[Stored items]

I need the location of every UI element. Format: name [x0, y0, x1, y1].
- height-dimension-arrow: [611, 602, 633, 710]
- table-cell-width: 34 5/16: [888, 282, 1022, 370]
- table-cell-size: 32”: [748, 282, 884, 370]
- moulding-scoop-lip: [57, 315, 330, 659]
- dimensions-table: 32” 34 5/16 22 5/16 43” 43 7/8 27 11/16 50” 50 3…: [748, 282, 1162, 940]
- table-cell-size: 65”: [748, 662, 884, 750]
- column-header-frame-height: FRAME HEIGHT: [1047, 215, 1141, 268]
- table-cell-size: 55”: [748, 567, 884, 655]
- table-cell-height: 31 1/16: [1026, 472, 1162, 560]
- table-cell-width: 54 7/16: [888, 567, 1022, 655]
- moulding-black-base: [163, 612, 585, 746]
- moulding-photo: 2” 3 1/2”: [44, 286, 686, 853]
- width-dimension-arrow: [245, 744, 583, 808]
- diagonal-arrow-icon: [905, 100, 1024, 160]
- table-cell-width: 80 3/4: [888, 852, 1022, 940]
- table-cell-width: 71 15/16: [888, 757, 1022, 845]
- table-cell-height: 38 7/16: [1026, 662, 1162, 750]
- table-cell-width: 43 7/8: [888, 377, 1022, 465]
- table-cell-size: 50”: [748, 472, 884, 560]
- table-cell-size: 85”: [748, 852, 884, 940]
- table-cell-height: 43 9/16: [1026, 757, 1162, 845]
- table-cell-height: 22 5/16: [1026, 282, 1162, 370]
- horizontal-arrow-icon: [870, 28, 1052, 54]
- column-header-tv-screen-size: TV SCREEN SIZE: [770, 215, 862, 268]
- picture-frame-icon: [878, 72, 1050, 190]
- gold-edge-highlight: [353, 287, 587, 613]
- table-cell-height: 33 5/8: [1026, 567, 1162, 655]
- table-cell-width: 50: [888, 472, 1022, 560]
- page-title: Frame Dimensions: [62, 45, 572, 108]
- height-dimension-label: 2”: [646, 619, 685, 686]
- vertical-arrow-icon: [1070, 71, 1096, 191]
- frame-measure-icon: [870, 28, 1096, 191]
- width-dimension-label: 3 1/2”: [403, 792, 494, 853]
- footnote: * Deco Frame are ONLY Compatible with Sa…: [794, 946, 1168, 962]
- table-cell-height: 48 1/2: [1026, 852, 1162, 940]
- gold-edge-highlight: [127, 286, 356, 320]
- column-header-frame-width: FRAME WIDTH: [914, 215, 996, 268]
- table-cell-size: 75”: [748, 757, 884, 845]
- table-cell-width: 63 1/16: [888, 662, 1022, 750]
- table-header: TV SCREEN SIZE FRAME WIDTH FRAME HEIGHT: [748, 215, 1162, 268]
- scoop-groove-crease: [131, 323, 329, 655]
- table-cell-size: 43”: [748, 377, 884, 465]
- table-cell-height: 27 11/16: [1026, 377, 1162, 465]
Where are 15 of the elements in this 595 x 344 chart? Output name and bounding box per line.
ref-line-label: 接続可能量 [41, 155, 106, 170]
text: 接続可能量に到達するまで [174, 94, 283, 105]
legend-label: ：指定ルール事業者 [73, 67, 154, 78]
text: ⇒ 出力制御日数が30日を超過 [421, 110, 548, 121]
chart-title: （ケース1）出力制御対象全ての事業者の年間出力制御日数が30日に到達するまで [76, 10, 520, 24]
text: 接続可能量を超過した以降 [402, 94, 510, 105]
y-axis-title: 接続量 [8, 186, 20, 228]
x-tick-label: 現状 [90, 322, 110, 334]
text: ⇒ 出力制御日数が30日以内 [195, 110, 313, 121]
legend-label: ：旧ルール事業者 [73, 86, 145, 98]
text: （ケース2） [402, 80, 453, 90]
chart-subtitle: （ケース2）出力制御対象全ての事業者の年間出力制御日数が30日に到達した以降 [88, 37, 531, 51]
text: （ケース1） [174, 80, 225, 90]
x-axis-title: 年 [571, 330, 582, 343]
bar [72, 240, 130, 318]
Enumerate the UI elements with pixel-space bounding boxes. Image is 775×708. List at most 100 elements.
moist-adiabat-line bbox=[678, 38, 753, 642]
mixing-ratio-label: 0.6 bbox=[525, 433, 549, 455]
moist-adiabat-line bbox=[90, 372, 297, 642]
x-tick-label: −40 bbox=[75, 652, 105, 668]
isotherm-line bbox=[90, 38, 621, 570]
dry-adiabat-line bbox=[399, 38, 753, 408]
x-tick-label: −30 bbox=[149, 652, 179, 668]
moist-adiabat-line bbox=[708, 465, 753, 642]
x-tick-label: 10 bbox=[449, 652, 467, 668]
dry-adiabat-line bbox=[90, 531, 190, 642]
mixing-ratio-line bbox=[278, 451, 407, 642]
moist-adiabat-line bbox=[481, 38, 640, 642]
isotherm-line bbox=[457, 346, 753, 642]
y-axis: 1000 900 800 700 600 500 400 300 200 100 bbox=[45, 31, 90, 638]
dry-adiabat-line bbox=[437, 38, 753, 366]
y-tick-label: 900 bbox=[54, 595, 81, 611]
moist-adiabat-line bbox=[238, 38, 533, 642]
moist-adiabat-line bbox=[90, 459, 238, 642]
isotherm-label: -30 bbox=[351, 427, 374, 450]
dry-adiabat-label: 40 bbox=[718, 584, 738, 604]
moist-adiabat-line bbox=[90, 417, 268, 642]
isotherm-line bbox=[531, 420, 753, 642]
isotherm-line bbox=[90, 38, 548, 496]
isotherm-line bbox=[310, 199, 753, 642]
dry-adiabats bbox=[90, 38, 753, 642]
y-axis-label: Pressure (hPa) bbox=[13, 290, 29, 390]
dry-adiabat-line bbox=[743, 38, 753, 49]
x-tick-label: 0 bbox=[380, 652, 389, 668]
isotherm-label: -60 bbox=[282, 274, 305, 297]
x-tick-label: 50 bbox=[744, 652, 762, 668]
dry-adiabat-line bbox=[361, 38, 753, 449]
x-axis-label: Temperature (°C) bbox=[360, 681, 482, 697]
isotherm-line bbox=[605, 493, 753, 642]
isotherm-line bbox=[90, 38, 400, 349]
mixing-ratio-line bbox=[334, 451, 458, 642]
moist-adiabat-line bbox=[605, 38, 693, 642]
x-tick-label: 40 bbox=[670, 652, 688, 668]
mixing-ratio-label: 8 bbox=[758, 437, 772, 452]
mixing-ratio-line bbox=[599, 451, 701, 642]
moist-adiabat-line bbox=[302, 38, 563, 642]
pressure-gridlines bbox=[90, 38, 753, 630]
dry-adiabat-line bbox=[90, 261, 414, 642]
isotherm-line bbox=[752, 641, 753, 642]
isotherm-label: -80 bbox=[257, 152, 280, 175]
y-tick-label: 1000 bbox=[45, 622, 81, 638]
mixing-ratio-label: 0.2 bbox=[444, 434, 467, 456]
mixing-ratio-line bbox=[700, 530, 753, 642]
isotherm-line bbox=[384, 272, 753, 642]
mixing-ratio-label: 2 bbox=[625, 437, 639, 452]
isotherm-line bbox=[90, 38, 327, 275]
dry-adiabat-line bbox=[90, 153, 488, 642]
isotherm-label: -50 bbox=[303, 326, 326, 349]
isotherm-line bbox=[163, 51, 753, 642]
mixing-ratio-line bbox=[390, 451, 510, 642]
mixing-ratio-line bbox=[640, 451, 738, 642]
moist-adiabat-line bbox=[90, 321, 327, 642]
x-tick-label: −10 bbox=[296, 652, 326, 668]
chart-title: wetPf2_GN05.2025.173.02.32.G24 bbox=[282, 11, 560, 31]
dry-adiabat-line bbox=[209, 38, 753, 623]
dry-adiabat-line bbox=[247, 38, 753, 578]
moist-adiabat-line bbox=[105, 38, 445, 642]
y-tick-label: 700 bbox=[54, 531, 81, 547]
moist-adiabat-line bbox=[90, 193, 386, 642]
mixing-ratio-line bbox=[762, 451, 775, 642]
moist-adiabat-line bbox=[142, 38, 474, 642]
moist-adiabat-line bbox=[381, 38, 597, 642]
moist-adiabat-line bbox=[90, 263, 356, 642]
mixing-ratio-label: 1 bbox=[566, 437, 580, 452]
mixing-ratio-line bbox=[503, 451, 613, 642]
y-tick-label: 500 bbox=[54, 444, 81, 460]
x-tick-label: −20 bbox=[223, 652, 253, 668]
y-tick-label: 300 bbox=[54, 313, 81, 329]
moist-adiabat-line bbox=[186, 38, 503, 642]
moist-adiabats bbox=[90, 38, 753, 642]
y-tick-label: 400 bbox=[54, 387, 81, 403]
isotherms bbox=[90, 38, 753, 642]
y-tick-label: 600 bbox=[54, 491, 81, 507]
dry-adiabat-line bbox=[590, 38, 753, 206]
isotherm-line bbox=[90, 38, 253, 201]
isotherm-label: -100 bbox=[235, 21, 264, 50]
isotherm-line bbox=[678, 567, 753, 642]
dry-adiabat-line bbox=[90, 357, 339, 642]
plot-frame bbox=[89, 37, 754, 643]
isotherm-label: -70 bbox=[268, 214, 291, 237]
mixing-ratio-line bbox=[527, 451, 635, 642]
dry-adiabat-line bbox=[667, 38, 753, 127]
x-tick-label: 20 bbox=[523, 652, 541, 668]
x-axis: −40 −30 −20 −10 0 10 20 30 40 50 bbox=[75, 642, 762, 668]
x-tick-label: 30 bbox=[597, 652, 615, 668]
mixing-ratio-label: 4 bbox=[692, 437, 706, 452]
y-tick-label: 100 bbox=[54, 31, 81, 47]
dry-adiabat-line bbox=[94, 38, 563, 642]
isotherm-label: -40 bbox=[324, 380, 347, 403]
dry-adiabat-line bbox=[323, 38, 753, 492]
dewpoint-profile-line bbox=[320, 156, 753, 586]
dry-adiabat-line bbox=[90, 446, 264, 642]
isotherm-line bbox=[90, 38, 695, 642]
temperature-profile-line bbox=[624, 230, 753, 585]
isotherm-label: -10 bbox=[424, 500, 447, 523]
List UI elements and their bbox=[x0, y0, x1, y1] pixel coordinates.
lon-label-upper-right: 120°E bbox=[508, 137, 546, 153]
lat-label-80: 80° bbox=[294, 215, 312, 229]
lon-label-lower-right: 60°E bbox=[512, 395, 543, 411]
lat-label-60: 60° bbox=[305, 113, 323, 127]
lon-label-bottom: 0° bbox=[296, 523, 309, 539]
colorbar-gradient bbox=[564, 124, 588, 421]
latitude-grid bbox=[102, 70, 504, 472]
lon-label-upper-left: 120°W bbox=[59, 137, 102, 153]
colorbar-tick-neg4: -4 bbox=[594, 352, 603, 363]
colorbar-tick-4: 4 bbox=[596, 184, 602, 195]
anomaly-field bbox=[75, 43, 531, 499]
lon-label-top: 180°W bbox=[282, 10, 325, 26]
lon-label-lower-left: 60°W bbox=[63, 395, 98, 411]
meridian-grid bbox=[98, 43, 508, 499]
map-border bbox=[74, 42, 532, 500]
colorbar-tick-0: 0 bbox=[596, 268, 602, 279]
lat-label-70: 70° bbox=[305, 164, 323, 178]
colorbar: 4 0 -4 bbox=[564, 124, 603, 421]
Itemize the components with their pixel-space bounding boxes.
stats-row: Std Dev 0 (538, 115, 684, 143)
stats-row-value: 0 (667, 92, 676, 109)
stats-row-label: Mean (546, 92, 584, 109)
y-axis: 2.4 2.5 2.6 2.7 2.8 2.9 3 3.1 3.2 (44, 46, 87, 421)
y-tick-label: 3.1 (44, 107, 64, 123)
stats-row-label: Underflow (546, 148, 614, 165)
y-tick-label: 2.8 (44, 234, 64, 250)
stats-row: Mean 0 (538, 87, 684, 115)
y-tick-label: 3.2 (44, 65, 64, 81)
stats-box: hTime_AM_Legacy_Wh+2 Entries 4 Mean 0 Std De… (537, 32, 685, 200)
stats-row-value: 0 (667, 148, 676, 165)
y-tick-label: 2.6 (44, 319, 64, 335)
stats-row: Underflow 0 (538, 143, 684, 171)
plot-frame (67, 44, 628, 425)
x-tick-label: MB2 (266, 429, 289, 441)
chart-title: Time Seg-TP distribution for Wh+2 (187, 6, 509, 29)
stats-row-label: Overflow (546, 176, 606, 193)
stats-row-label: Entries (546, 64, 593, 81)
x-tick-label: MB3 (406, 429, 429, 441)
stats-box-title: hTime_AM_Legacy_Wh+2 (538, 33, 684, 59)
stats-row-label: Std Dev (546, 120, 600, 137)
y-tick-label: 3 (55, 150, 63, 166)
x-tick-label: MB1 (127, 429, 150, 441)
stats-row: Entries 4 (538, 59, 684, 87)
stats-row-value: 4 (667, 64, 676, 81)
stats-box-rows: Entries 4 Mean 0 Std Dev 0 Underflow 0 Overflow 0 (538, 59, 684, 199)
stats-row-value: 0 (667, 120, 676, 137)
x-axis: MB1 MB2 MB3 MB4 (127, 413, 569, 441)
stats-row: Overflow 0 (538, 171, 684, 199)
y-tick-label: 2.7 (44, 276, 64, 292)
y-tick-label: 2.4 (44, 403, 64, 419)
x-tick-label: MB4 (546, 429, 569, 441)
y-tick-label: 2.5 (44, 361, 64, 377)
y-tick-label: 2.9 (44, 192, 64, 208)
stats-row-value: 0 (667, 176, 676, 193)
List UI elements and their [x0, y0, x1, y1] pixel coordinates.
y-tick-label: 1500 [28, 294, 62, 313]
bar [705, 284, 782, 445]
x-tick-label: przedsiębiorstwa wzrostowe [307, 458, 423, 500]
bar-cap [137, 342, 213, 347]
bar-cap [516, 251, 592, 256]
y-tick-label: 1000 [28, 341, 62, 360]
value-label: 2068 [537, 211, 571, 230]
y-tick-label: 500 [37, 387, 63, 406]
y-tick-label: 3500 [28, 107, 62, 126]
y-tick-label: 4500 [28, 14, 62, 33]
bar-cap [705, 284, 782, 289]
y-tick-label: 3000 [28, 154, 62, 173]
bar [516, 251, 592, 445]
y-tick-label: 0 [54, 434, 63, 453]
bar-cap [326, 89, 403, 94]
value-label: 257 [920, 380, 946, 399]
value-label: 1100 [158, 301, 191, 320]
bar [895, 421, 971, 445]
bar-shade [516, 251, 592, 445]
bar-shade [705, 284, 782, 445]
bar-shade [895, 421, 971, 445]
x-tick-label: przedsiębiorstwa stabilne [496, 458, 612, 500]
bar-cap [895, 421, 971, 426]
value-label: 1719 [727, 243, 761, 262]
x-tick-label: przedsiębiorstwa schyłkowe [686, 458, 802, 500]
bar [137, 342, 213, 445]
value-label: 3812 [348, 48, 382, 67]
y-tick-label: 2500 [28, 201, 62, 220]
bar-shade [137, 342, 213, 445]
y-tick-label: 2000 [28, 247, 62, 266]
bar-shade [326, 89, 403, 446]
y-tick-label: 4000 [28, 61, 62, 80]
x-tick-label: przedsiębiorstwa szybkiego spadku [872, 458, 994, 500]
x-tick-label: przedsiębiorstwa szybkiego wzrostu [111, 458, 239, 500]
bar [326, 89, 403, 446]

* Directions: Please arrange the lines from the start of the material through the line with "- horizontal-arrow-icon: [870, 28, 1052, 54]" as a Markdown table, using a "No." column for the row number and a "Line" column for the line itself. Leave out any blank lines.

* Finished exercise:
| No. | Line |
|---|---|
| 1 | I need the location of every UI element. Format: name [x0, y0, x1, y1]. |
| 2 | - height-dimension-arrow: [611, 602, 633, 710] |
| 3 | - table-cell-width: 34 5/16: [888, 282, 1022, 370] |
| 4 | - table-cell-size: 32”: [748, 282, 884, 370] |
| 5 | - moulding-scoop-lip: [57, 315, 330, 659] |
| 6 | - dimensions-table: 32” 34 5/16 22 5/16 43” 43 7/8 27 11/16 50” 50 3…: [748, 282, 1162, 940] |
| 7 | - table-cell-size: 65”: [748, 662, 884, 750] |
| 8 | - column-header-frame-height: FRAME HEIGHT: [1047, 215, 1141, 268] |
| 9 | - table-cell-size: 55”: [748, 567, 884, 655] |
| 10 | - table-cell-height: 31 1/16: [1026, 472, 1162, 560] |
| 11 | - table-cell-width: 54 7/16: [888, 567, 1022, 655] |
| 12 | - moulding-black-base: [163, 612, 585, 746] |
| 13 | - moulding-photo: 2” 3 1/2”: [44, 286, 686, 853] |
| 14 | - width-dimension-arrow: [245, 744, 583, 808] |
| 15 | - diagonal-arrow-icon: [905, 100, 1024, 160] |
| 16 | - table-cell-width: 80 3/4: [888, 852, 1022, 940] |
| 17 | - table-cell-width: 71 15/16: [888, 757, 1022, 845] |
| 18 | - table-cell-height: 38 7/16: [1026, 662, 1162, 750] |
| 19 | - table-cell-width: 43 7/8: [888, 377, 1022, 465] |
| 20 | - table-cell-size: 50”: [748, 472, 884, 560] |
| 21 | - table-cell-size: 85”: [748, 852, 884, 940] |
| 22 | - table-cell-height: 43 9/16: [1026, 757, 1162, 845] |
| 23 | - table-cell-height: 22 5/16: [1026, 282, 1162, 370] |
| 24 | - horizontal-arrow-icon: [870, 28, 1052, 54] |